---------- DATA ENTRIES

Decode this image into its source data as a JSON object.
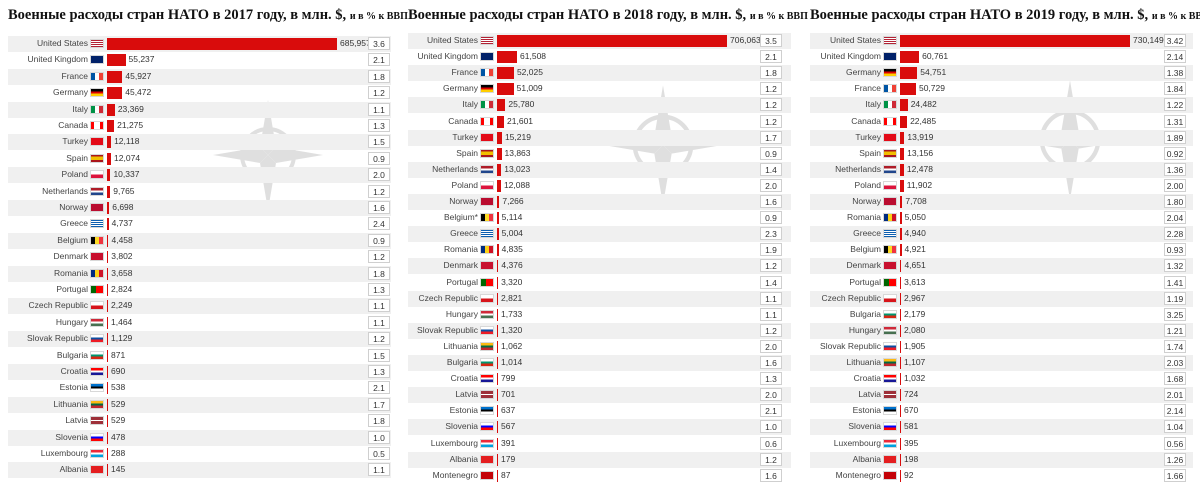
{
  "chart_data": [
    {
      "type": "bar",
      "title_main": "Военные расходы стран НАТО в 2017 году, в млн. $,",
      "title_small": "и в % к ВВП",
      "xlim": [
        0,
        685957
      ],
      "rows": [
        {
          "country": "United States",
          "flag": "us",
          "value": 685957,
          "value_label": "685,957",
          "gdp_pct": "3.6"
        },
        {
          "country": "United Kingdom",
          "flag": "gb",
          "value": 55237,
          "value_label": "55,237",
          "gdp_pct": "2.1"
        },
        {
          "country": "France",
          "flag": "fr",
          "value": 45927,
          "value_label": "45,927",
          "gdp_pct": "1.8"
        },
        {
          "country": "Germany",
          "flag": "de",
          "value": 45472,
          "value_label": "45,472",
          "gdp_pct": "1.2"
        },
        {
          "country": "Italy",
          "flag": "it",
          "value": 23369,
          "value_label": "23,369",
          "gdp_pct": "1.1"
        },
        {
          "country": "Canada",
          "flag": "ca",
          "value": 21275,
          "value_label": "21,275",
          "gdp_pct": "1.3"
        },
        {
          "country": "Turkey",
          "flag": "tr",
          "value": 12118,
          "value_label": "12,118",
          "gdp_pct": "1.5"
        },
        {
          "country": "Spain",
          "flag": "es",
          "value": 12074,
          "value_label": "12,074",
          "gdp_pct": "0.9"
        },
        {
          "country": "Poland",
          "flag": "pl",
          "value": 10337,
          "value_label": "10,337",
          "gdp_pct": "2.0"
        },
        {
          "country": "Netherlands",
          "flag": "nl",
          "value": 9765,
          "value_label": "9,765",
          "gdp_pct": "1.2"
        },
        {
          "country": "Norway",
          "flag": "no",
          "value": 6698,
          "value_label": "6,698",
          "gdp_pct": "1.6"
        },
        {
          "country": "Greece",
          "flag": "gr",
          "value": 4737,
          "value_label": "4,737",
          "gdp_pct": "2.4"
        },
        {
          "country": "Belgium",
          "flag": "be",
          "value": 4458,
          "value_label": "4,458",
          "gdp_pct": "0.9"
        },
        {
          "country": "Denmark",
          "flag": "dk",
          "value": 3802,
          "value_label": "3,802",
          "gdp_pct": "1.2"
        },
        {
          "country": "Romania",
          "flag": "ro",
          "value": 3658,
          "value_label": "3,658",
          "gdp_pct": "1.8"
        },
        {
          "country": "Portugal",
          "flag": "pt",
          "value": 2824,
          "value_label": "2,824",
          "gdp_pct": "1.3"
        },
        {
          "country": "Czech Republic",
          "flag": "cz",
          "value": 2249,
          "value_label": "2,249",
          "gdp_pct": "1.1"
        },
        {
          "country": "Hungary",
          "flag": "hu",
          "value": 1464,
          "value_label": "1,464",
          "gdp_pct": "1.1"
        },
        {
          "country": "Slovak Republic",
          "flag": "sk",
          "value": 1129,
          "value_label": "1,129",
          "gdp_pct": "1.2"
        },
        {
          "country": "Bulgaria",
          "flag": "bg",
          "value": 871,
          "value_label": "871",
          "gdp_pct": "1.5"
        },
        {
          "country": "Croatia",
          "flag": "hr",
          "value": 690,
          "value_label": "690",
          "gdp_pct": "1.3"
        },
        {
          "country": "Estonia",
          "flag": "ee",
          "value": 538,
          "value_label": "538",
          "gdp_pct": "2.1"
        },
        {
          "country": "Lithuania",
          "flag": "lt",
          "value": 529,
          "value_label": "529",
          "gdp_pct": "1.7"
        },
        {
          "country": "Latvia",
          "flag": "lv",
          "value": 529,
          "value_label": "529",
          "gdp_pct": "1.8"
        },
        {
          "country": "Slovenia",
          "flag": "si",
          "value": 478,
          "value_label": "478",
          "gdp_pct": "1.0"
        },
        {
          "country": "Luxembourg",
          "flag": "lu",
          "value": 288,
          "value_label": "288",
          "gdp_pct": "0.5"
        },
        {
          "country": "Albania",
          "flag": "al",
          "value": 145,
          "value_label": "145",
          "gdp_pct": "1.1"
        }
      ]
    },
    {
      "type": "bar",
      "title_main": "Военные расходы стран НАТО в 2018 году, в млн. $,",
      "title_small": "и в % к ВВП",
      "xlim": [
        0,
        706063
      ],
      "rows": [
        {
          "country": "United States",
          "flag": "us",
          "value": 706063,
          "value_label": "706,063",
          "gdp_pct": "3.5"
        },
        {
          "country": "United Kingdom",
          "flag": "gb",
          "value": 61508,
          "value_label": "61,508",
          "gdp_pct": "2.1"
        },
        {
          "country": "France",
          "flag": "fr",
          "value": 52025,
          "value_label": "52,025",
          "gdp_pct": "1.8"
        },
        {
          "country": "Germany",
          "flag": "de",
          "value": 51009,
          "value_label": "51,009",
          "gdp_pct": "1.2"
        },
        {
          "country": "Italy",
          "flag": "it",
          "value": 25780,
          "value_label": "25,780",
          "gdp_pct": "1.2"
        },
        {
          "country": "Canada",
          "flag": "ca",
          "value": 21601,
          "value_label": "21,601",
          "gdp_pct": "1.2"
        },
        {
          "country": "Turkey",
          "flag": "tr",
          "value": 15219,
          "value_label": "15,219",
          "gdp_pct": "1.7"
        },
        {
          "country": "Spain",
          "flag": "es",
          "value": 13863,
          "value_label": "13,863",
          "gdp_pct": "0.9"
        },
        {
          "country": "Netherlands",
          "flag": "nl",
          "value": 13023,
          "value_label": "13,023",
          "gdp_pct": "1.4"
        },
        {
          "country": "Poland",
          "flag": "pl",
          "value": 12088,
          "value_label": "12,088",
          "gdp_pct": "2.0"
        },
        {
          "country": "Norway",
          "flag": "no",
          "value": 7266,
          "value_label": "7,266",
          "gdp_pct": "1.6"
        },
        {
          "country": "Belgium*",
          "flag": "be",
          "value": 5114,
          "value_label": "5,114",
          "gdp_pct": "0.9"
        },
        {
          "country": "Greece",
          "flag": "gr",
          "value": 5004,
          "value_label": "5,004",
          "gdp_pct": "2.3"
        },
        {
          "country": "Romania",
          "flag": "ro",
          "value": 4835,
          "value_label": "4,835",
          "gdp_pct": "1.9"
        },
        {
          "country": "Denmark",
          "flag": "dk",
          "value": 4376,
          "value_label": "4,376",
          "gdp_pct": "1.2"
        },
        {
          "country": "Portugal",
          "flag": "pt",
          "value": 3320,
          "value_label": "3,320",
          "gdp_pct": "1.4"
        },
        {
          "country": "Czech Republic",
          "flag": "cz",
          "value": 2821,
          "value_label": "2,821",
          "gdp_pct": "1.1"
        },
        {
          "country": "Hungary",
          "flag": "hu",
          "value": 1733,
          "value_label": "1,733",
          "gdp_pct": "1.1"
        },
        {
          "country": "Slovak Republic",
          "flag": "sk",
          "value": 1320,
          "value_label": "1,320",
          "gdp_pct": "1.2"
        },
        {
          "country": "Lithuania",
          "flag": "lt",
          "value": 1062,
          "value_label": "1,062",
          "gdp_pct": "2.0"
        },
        {
          "country": "Bulgaria",
          "flag": "bg",
          "value": 1014,
          "value_label": "1,014",
          "gdp_pct": "1.6"
        },
        {
          "country": "Croatia",
          "flag": "hr",
          "value": 799,
          "value_label": "799",
          "gdp_pct": "1.3"
        },
        {
          "country": "Latvia",
          "flag": "lv",
          "value": 701,
          "value_label": "701",
          "gdp_pct": "2.0"
        },
        {
          "country": "Estonia",
          "flag": "ee",
          "value": 637,
          "value_label": "637",
          "gdp_pct": "2.1"
        },
        {
          "country": "Slovenia",
          "flag": "si",
          "value": 567,
          "value_label": "567",
          "gdp_pct": "1.0"
        },
        {
          "country": "Luxembourg",
          "flag": "lu",
          "value": 391,
          "value_label": "391",
          "gdp_pct": "0.6"
        },
        {
          "country": "Albania",
          "flag": "al",
          "value": 179,
          "value_label": "179",
          "gdp_pct": "1.2"
        },
        {
          "country": "Montenegro",
          "flag": "me",
          "value": 87,
          "value_label": "87",
          "gdp_pct": "1.6"
        }
      ]
    },
    {
      "type": "bar",
      "title_main": "Военные расходы стран НАТО в 2019 году, в млн. $,",
      "title_small": "и в % к ВВП",
      "xlim": [
        0,
        730149
      ],
      "rows": [
        {
          "country": "United States",
          "flag": "us",
          "value": 730149,
          "value_label": "730,149",
          "gdp_pct": "3.42"
        },
        {
          "country": "United Kingdom",
          "flag": "gb",
          "value": 60761,
          "value_label": "60,761",
          "gdp_pct": "2.14"
        },
        {
          "country": "Germany",
          "flag": "de",
          "value": 54751,
          "value_label": "54,751",
          "gdp_pct": "1.38"
        },
        {
          "country": "France",
          "flag": "fr",
          "value": 50729,
          "value_label": "50,729",
          "gdp_pct": "1.84"
        },
        {
          "country": "Italy",
          "flag": "it",
          "value": 24482,
          "value_label": "24,482",
          "gdp_pct": "1.22"
        },
        {
          "country": "Canada",
          "flag": "ca",
          "value": 22485,
          "value_label": "22,485",
          "gdp_pct": "1.31"
        },
        {
          "country": "Turkey",
          "flag": "tr",
          "value": 13919,
          "value_label": "13,919",
          "gdp_pct": "1.89"
        },
        {
          "country": "Spain",
          "flag": "es",
          "value": 13156,
          "value_label": "13,156",
          "gdp_pct": "0.92"
        },
        {
          "country": "Netherlands",
          "flag": "nl",
          "value": 12478,
          "value_label": "12,478",
          "gdp_pct": "1.36"
        },
        {
          "country": "Poland",
          "flag": "pl",
          "value": 11902,
          "value_label": "11,902",
          "gdp_pct": "2.00"
        },
        {
          "country": "Norway",
          "flag": "no",
          "value": 7708,
          "value_label": "7,708",
          "gdp_pct": "1.80"
        },
        {
          "country": "Romania",
          "flag": "ro",
          "value": 5050,
          "value_label": "5,050",
          "gdp_pct": "2.04"
        },
        {
          "country": "Greece",
          "flag": "gr",
          "value": 4940,
          "value_label": "4,940",
          "gdp_pct": "2.28"
        },
        {
          "country": "Belgium",
          "flag": "be",
          "value": 4921,
          "value_label": "4,921",
          "gdp_pct": "0.93"
        },
        {
          "country": "Denmark",
          "flag": "dk",
          "value": 4651,
          "value_label": "4,651",
          "gdp_pct": "1.32"
        },
        {
          "country": "Portugal",
          "flag": "pt",
          "value": 3613,
          "value_label": "3,613",
          "gdp_pct": "1.41"
        },
        {
          "country": "Czech Republic",
          "flag": "cz",
          "value": 2967,
          "value_label": "2,967",
          "gdp_pct": "1.19"
        },
        {
          "country": "Bulgaria",
          "flag": "bg",
          "value": 2179,
          "value_label": "2,179",
          "gdp_pct": "3.25"
        },
        {
          "country": "Hungary",
          "flag": "hu",
          "value": 2080,
          "value_label": "2,080",
          "gdp_pct": "1.21"
        },
        {
          "country": "Slovak Republic",
          "flag": "sk",
          "value": 1905,
          "value_label": "1,905",
          "gdp_pct": "1.74"
        },
        {
          "country": "Lithuania",
          "flag": "lt",
          "value": 1107,
          "value_label": "1,107",
          "gdp_pct": "2.03"
        },
        {
          "country": "Croatia",
          "flag": "hr",
          "value": 1032,
          "value_label": "1,032",
          "gdp_pct": "1.68"
        },
        {
          "country": "Latvia",
          "flag": "lv",
          "value": 724,
          "value_label": "724",
          "gdp_pct": "2.01"
        },
        {
          "country": "Estonia",
          "flag": "ee",
          "value": 670,
          "value_label": "670",
          "gdp_pct": "2.14"
        },
        {
          "country": "Slovenia",
          "flag": "si",
          "value": 581,
          "value_label": "581",
          "gdp_pct": "1.04"
        },
        {
          "country": "Luxembourg",
          "flag": "lu",
          "value": 395,
          "value_label": "395",
          "gdp_pct": "0.56"
        },
        {
          "country": "Albania",
          "flag": "al",
          "value": 198,
          "value_label": "198",
          "gdp_pct": "1.26"
        },
        {
          "country": "Montenegro",
          "flag": "me",
          "value": 92,
          "value_label": "92",
          "gdp_pct": "1.66"
        }
      ]
    }
  ],
  "colors": {
    "bar": "#d90c0c",
    "row_shade": "#f0f0f0"
  }
}
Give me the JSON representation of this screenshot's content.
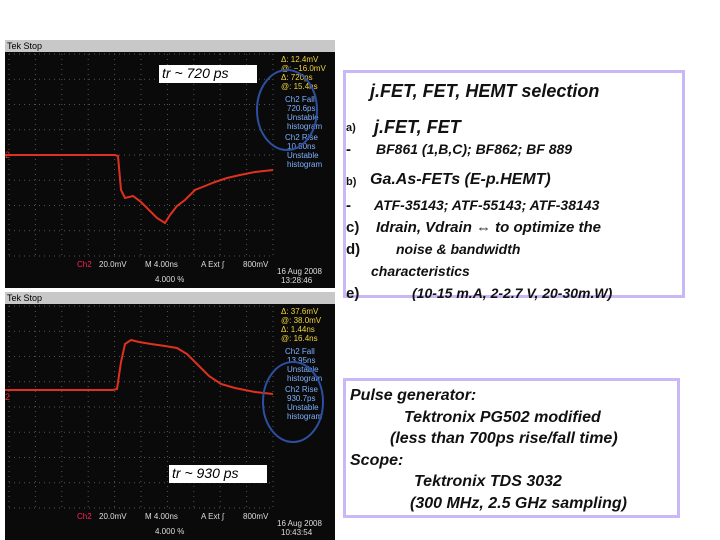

--------------------

• [CHALLENGE] Copy out every line from the records that has the word "this".

• [WRITTEN SOLUTION]
Decode this image into its source data as a JSON object.
Give me the JSON representation of this screenshot's content.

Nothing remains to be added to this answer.